* **Aim of the task**:
Search the data for the word "done" and copy every line that contains it.

[start Material shown]

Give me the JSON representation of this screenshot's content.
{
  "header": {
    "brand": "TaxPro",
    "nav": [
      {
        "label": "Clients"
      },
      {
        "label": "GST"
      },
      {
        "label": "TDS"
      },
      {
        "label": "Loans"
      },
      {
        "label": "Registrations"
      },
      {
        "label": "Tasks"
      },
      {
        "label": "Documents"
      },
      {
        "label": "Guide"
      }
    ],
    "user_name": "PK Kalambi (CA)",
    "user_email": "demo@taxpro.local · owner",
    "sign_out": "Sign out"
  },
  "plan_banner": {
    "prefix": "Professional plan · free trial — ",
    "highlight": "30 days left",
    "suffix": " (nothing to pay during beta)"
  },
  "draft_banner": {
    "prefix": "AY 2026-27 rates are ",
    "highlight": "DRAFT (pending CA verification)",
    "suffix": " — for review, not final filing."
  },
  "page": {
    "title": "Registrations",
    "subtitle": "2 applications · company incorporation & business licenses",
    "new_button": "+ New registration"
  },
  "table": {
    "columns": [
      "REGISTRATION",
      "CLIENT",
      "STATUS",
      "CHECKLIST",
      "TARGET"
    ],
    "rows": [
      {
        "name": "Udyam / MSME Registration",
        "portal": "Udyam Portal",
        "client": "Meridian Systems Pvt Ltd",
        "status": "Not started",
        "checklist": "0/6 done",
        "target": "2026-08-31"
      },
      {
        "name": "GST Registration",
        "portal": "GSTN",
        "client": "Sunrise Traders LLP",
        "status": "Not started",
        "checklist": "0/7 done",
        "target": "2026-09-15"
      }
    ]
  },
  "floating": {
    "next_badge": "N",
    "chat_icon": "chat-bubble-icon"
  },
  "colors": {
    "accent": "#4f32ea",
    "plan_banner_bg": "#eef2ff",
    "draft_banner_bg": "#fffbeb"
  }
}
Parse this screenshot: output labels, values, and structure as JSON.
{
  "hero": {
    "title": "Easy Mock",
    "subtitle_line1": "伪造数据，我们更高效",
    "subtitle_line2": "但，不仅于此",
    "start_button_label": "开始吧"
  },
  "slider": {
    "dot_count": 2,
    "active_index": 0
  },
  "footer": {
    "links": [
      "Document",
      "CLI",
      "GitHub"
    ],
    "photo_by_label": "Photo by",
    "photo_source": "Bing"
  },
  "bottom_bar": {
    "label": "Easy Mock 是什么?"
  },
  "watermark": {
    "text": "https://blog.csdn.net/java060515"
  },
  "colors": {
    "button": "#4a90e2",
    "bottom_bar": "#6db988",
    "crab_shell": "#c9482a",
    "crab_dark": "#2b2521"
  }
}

[end Material shown]

* **Correct answer**:
        "checklist": "0/6 done",
        "checklist": "0/7 done",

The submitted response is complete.